> WORK TO BE COMPLETED
Can you print every line of the material below unchanged, character for character, from start to finish?

> TASK INPUTS
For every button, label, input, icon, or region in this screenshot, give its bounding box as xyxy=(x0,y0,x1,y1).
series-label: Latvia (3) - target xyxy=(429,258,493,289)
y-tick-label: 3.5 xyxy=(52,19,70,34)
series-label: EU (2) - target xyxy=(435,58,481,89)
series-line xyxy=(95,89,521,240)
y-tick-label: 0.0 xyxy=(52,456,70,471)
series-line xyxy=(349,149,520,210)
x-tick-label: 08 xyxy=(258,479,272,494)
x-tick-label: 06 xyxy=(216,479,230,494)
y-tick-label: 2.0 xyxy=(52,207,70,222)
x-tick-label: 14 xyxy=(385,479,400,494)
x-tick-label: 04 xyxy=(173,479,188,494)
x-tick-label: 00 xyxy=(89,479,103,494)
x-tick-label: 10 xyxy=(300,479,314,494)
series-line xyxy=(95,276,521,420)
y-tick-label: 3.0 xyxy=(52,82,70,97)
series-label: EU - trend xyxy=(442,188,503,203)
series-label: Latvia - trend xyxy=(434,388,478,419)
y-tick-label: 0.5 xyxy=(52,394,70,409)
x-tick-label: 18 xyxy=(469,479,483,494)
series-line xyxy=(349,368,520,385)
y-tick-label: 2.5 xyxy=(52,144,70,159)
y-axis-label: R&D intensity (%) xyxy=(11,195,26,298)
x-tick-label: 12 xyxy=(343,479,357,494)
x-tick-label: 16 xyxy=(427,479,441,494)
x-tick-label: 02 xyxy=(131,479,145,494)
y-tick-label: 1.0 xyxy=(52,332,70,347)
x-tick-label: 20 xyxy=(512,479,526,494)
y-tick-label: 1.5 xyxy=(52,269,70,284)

> OUTPUT FOR THIS TASK
For every button, label, input, icon, or region in this screenshot, give its bounding box as xyxy=(x0,y0,x1,y1).
series-label: Latvia (3) - target xyxy=(429,258,493,289)
y-tick-label: 3.5 xyxy=(52,19,70,34)
series-label: EU (2) - target xyxy=(435,58,481,89)
series-line xyxy=(95,89,521,240)
y-tick-label: 0.0 xyxy=(52,456,70,471)
series-line xyxy=(349,149,520,210)
x-tick-label: 08 xyxy=(258,479,272,494)
x-tick-label: 06 xyxy=(216,479,230,494)
y-tick-label: 2.0 xyxy=(52,207,70,222)
x-tick-label: 14 xyxy=(385,479,400,494)
x-tick-label: 04 xyxy=(173,479,188,494)
x-tick-label: 00 xyxy=(89,479,103,494)
x-tick-label: 10 xyxy=(300,479,314,494)
series-line xyxy=(95,276,521,420)
y-tick-label: 3.0 xyxy=(52,82,70,97)
series-label: EU - trend xyxy=(442,188,503,203)
series-label: Latvia - trend xyxy=(434,388,478,419)
y-tick-label: 0.5 xyxy=(52,394,70,409)
x-tick-label: 18 xyxy=(469,479,483,494)
series-line xyxy=(349,368,520,385)
y-tick-label: 2.5 xyxy=(52,144,70,159)
y-axis-label: R&D intensity (%) xyxy=(11,195,26,298)
x-tick-label: 12 xyxy=(343,479,357,494)
x-tick-label: 16 xyxy=(427,479,441,494)
x-tick-label: 02 xyxy=(131,479,145,494)
y-tick-label: 1.0 xyxy=(52,332,70,347)
x-tick-label: 20 xyxy=(512,479,526,494)
y-tick-label: 1.5 xyxy=(52,269,70,284)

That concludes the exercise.